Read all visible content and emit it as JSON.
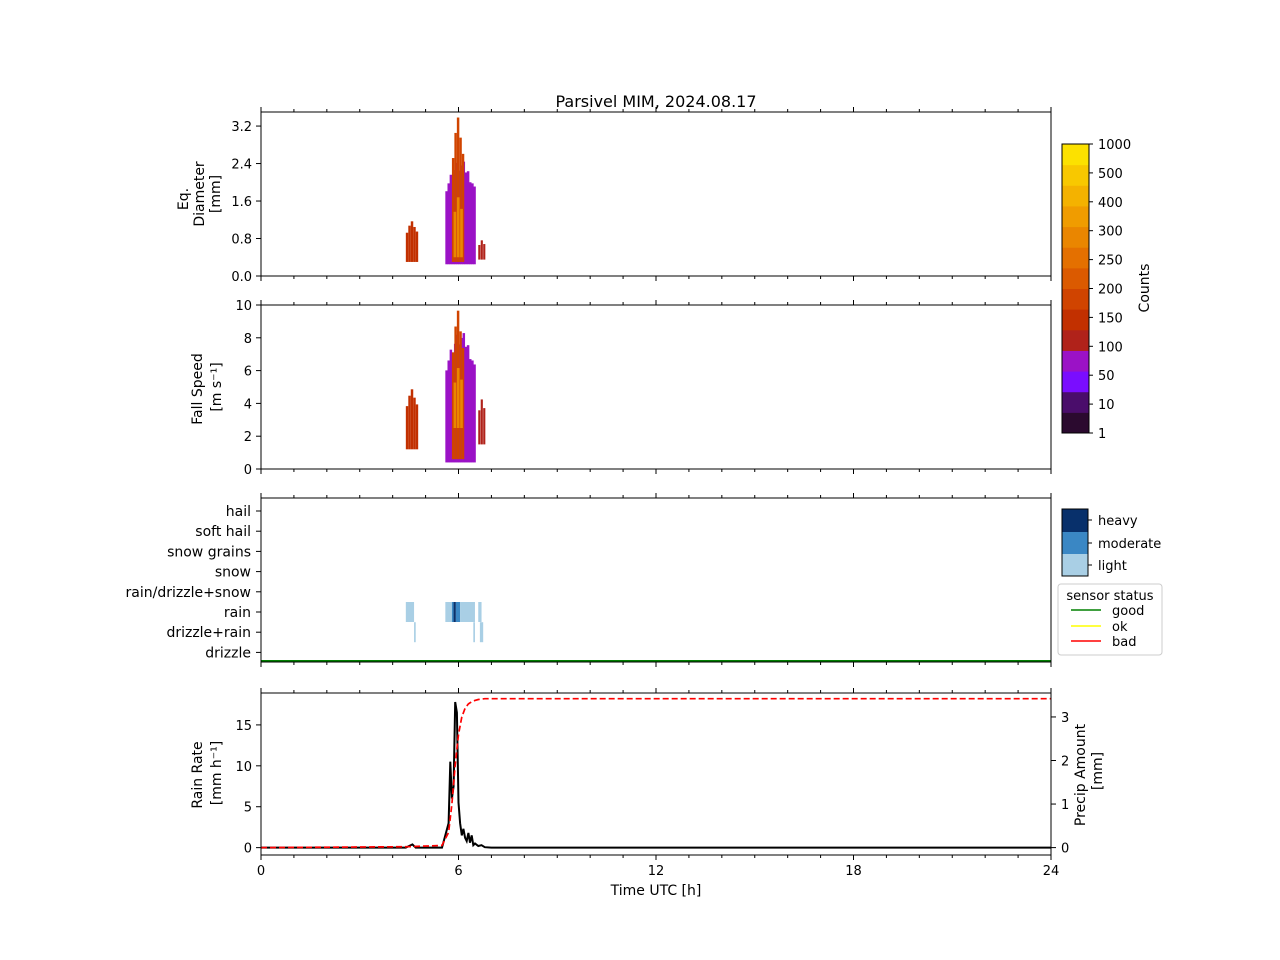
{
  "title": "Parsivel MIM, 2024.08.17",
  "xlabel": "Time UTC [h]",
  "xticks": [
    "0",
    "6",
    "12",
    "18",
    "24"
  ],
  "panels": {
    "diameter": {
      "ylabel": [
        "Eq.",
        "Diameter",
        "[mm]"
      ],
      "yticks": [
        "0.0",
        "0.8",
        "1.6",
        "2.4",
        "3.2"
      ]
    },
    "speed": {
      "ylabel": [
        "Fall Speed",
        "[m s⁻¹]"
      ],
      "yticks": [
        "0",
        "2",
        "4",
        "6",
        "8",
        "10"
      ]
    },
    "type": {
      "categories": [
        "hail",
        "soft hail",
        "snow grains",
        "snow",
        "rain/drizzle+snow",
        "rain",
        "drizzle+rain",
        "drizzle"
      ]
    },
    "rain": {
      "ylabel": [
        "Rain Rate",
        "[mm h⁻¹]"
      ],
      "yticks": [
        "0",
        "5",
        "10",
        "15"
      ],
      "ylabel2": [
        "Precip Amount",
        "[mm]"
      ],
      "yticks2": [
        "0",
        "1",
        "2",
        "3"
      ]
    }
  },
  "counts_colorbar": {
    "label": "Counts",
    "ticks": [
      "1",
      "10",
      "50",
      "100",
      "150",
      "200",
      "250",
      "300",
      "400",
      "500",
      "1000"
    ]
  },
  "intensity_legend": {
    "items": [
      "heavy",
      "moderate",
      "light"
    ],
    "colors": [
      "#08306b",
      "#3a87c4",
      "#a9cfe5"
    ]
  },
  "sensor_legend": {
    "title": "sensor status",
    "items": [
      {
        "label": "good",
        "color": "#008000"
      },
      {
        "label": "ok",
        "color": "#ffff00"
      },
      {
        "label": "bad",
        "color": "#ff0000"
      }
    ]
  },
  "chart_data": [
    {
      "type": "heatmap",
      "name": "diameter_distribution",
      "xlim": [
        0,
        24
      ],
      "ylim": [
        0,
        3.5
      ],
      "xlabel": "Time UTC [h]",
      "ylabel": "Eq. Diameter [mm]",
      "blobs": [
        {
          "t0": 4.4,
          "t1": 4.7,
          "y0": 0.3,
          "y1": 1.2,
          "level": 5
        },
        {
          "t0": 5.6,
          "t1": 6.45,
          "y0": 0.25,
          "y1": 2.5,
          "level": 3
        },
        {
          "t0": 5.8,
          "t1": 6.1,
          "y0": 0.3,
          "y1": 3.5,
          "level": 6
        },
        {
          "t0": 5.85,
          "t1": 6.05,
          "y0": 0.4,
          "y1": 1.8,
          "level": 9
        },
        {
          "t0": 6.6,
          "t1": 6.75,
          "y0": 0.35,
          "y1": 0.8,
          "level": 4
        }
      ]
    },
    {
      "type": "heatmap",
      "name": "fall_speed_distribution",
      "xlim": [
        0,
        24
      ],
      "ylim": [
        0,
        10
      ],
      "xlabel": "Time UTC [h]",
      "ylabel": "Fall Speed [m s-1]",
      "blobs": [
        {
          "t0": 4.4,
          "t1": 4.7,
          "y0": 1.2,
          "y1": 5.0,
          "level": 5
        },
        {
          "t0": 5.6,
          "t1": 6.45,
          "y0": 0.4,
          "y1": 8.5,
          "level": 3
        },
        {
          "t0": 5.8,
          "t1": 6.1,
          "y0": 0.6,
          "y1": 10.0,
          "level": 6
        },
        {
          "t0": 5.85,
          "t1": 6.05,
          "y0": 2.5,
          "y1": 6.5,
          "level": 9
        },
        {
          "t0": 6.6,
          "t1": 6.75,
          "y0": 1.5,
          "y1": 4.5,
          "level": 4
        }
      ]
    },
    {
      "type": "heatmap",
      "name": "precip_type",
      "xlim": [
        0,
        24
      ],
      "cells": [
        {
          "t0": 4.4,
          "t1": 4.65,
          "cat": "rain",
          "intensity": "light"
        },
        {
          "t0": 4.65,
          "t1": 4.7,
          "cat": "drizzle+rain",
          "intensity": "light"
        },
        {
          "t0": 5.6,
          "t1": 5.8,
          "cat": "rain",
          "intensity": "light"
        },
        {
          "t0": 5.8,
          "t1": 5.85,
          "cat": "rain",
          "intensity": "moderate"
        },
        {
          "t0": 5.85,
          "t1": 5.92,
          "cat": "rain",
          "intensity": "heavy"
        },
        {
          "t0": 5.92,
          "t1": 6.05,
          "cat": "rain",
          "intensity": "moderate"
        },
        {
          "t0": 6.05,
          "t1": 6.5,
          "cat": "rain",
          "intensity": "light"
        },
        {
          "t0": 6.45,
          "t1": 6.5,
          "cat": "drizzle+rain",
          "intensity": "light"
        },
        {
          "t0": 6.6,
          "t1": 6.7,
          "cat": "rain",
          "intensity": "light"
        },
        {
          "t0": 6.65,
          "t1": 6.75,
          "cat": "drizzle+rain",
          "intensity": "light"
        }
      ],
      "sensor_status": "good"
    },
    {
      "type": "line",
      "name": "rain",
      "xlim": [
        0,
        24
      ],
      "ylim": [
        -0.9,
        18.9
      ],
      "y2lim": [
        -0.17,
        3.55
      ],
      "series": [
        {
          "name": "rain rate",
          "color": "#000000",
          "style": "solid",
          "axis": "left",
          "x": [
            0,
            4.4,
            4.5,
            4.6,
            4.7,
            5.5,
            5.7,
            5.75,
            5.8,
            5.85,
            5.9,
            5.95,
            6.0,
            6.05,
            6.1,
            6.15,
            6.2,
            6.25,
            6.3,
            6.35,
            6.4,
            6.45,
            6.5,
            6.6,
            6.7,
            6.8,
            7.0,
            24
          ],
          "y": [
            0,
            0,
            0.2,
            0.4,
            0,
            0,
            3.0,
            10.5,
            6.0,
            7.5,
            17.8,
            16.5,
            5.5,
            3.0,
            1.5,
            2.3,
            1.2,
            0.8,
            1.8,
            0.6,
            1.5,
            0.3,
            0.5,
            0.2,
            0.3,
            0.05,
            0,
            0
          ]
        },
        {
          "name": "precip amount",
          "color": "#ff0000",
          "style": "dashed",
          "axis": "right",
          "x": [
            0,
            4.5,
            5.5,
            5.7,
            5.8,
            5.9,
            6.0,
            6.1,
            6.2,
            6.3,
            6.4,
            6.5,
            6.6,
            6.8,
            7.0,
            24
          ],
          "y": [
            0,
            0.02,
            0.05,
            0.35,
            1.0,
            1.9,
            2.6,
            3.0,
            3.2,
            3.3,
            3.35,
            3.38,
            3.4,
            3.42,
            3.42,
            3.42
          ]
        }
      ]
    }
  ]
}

------------------------------------------------------------------------

# WRITTEN INSTRUCTION
Set down the material above as is, without any pictures.

# ANSWER IN FULL
Read all visible content and emit it as JSON.
{
  "title": "Parsivel MIM, 2024.08.17",
  "xlabel": "Time UTC [h]",
  "xticks": [
    "0",
    "6",
    "12",
    "18",
    "24"
  ],
  "panels": {
    "diameter": {
      "ylabel": [
        "Eq.",
        "Diameter",
        "[mm]"
      ],
      "yticks": [
        "0.0",
        "0.8",
        "1.6",
        "2.4",
        "3.2"
      ]
    },
    "speed": {
      "ylabel": [
        "Fall Speed",
        "[m s⁻¹]"
      ],
      "yticks": [
        "0",
        "2",
        "4",
        "6",
        "8",
        "10"
      ]
    },
    "type": {
      "categories": [
        "hail",
        "soft hail",
        "snow grains",
        "snow",
        "rain/drizzle+snow",
        "rain",
        "drizzle+rain",
        "drizzle"
      ]
    },
    "rain": {
      "ylabel": [
        "Rain Rate",
        "[mm h⁻¹]"
      ],
      "yticks": [
        "0",
        "5",
        "10",
        "15"
      ],
      "ylabel2": [
        "Precip Amount",
        "[mm]"
      ],
      "yticks2": [
        "0",
        "1",
        "2",
        "3"
      ]
    }
  },
  "counts_colorbar": {
    "label": "Counts",
    "ticks": [
      "1",
      "10",
      "50",
      "100",
      "150",
      "200",
      "250",
      "300",
      "400",
      "500",
      "1000"
    ]
  },
  "intensity_legend": {
    "items": [
      "heavy",
      "moderate",
      "light"
    ],
    "colors": [
      "#08306b",
      "#3a87c4",
      "#a9cfe5"
    ]
  },
  "sensor_legend": {
    "title": "sensor status",
    "items": [
      {
        "label": "good",
        "color": "#008000"
      },
      {
        "label": "ok",
        "color": "#ffff00"
      },
      {
        "label": "bad",
        "color": "#ff0000"
      }
    ]
  },
  "chart_data": [
    {
      "type": "heatmap",
      "name": "diameter_distribution",
      "xlim": [
        0,
        24
      ],
      "ylim": [
        0,
        3.5
      ],
      "xlabel": "Time UTC [h]",
      "ylabel": "Eq. Diameter [mm]",
      "blobs": [
        {
          "t0": 4.4,
          "t1": 4.7,
          "y0": 0.3,
          "y1": 1.2,
          "level": 5
        },
        {
          "t0": 5.6,
          "t1": 6.45,
          "y0": 0.25,
          "y1": 2.5,
          "level": 3
        },
        {
          "t0": 5.8,
          "t1": 6.1,
          "y0": 0.3,
          "y1": 3.5,
          "level": 6
        },
        {
          "t0": 5.85,
          "t1": 6.05,
          "y0": 0.4,
          "y1": 1.8,
          "level": 9
        },
        {
          "t0": 6.6,
          "t1": 6.75,
          "y0": 0.35,
          "y1": 0.8,
          "level": 4
        }
      ]
    },
    {
      "type": "heatmap",
      "name": "fall_speed_distribution",
      "xlim": [
        0,
        24
      ],
      "ylim": [
        0,
        10
      ],
      "xlabel": "Time UTC [h]",
      "ylabel": "Fall Speed [m s-1]",
      "blobs": [
        {
          "t0": 4.4,
          "t1": 4.7,
          "y0": 1.2,
          "y1": 5.0,
          "level": 5
        },
        {
          "t0": 5.6,
          "t1": 6.45,
          "y0": 0.4,
          "y1": 8.5,
          "level": 3
        },
        {
          "t0": 5.8,
          "t1": 6.1,
          "y0": 0.6,
          "y1": 10.0,
          "level": 6
        },
        {
          "t0": 5.85,
          "t1": 6.05,
          "y0": 2.5,
          "y1": 6.5,
          "level": 9
        },
        {
          "t0": 6.6,
          "t1": 6.75,
          "y0": 1.5,
          "y1": 4.5,
          "level": 4
        }
      ]
    },
    {
      "type": "heatmap",
      "name": "precip_type",
      "xlim": [
        0,
        24
      ],
      "cells": [
        {
          "t0": 4.4,
          "t1": 4.65,
          "cat": "rain",
          "intensity": "light"
        },
        {
          "t0": 4.65,
          "t1": 4.7,
          "cat": "drizzle+rain",
          "intensity": "light"
        },
        {
          "t0": 5.6,
          "t1": 5.8,
          "cat": "rain",
          "intensity": "light"
        },
        {
          "t0": 5.8,
          "t1": 5.85,
          "cat": "rain",
          "intensity": "moderate"
        },
        {
          "t0": 5.85,
          "t1": 5.92,
          "cat": "rain",
          "intensity": "heavy"
        },
        {
          "t0": 5.92,
          "t1": 6.05,
          "cat": "rain",
          "intensity": "moderate"
        },
        {
          "t0": 6.05,
          "t1": 6.5,
          "cat": "rain",
          "intensity": "light"
        },
        {
          "t0": 6.45,
          "t1": 6.5,
          "cat": "drizzle+rain",
          "intensity": "light"
        },
        {
          "t0": 6.6,
          "t1": 6.7,
          "cat": "rain",
          "intensity": "light"
        },
        {
          "t0": 6.65,
          "t1": 6.75,
          "cat": "drizzle+rain",
          "intensity": "light"
        }
      ],
      "sensor_status": "good"
    },
    {
      "type": "line",
      "name": "rain",
      "xlim": [
        0,
        24
      ],
      "ylim": [
        -0.9,
        18.9
      ],
      "y2lim": [
        -0.17,
        3.55
      ],
      "series": [
        {
          "name": "rain rate",
          "color": "#000000",
          "style": "solid",
          "axis": "left",
          "x": [
            0,
            4.4,
            4.5,
            4.6,
            4.7,
            5.5,
            5.7,
            5.75,
            5.8,
            5.85,
            5.9,
            5.95,
            6.0,
            6.05,
            6.1,
            6.15,
            6.2,
            6.25,
            6.3,
            6.35,
            6.4,
            6.45,
            6.5,
            6.6,
            6.7,
            6.8,
            7.0,
            24
          ],
          "y": [
            0,
            0,
            0.2,
            0.4,
            0,
            0,
            3.0,
            10.5,
            6.0,
            7.5,
            17.8,
            16.5,
            5.5,
            3.0,
            1.5,
            2.3,
            1.2,
            0.8,
            1.8,
            0.6,
            1.5,
            0.3,
            0.5,
            0.2,
            0.3,
            0.05,
            0,
            0
          ]
        },
        {
          "name": "precip amount",
          "color": "#ff0000",
          "style": "dashed",
          "axis": "right",
          "x": [
            0,
            4.5,
            5.5,
            5.7,
            5.8,
            5.9,
            6.0,
            6.1,
            6.2,
            6.3,
            6.4,
            6.5,
            6.6,
            6.8,
            7.0,
            24
          ],
          "y": [
            0,
            0.02,
            0.05,
            0.35,
            1.0,
            1.9,
            2.6,
            3.0,
            3.2,
            3.3,
            3.35,
            3.38,
            3.4,
            3.42,
            3.42,
            3.42
          ]
        }
      ]
    }
  ]
}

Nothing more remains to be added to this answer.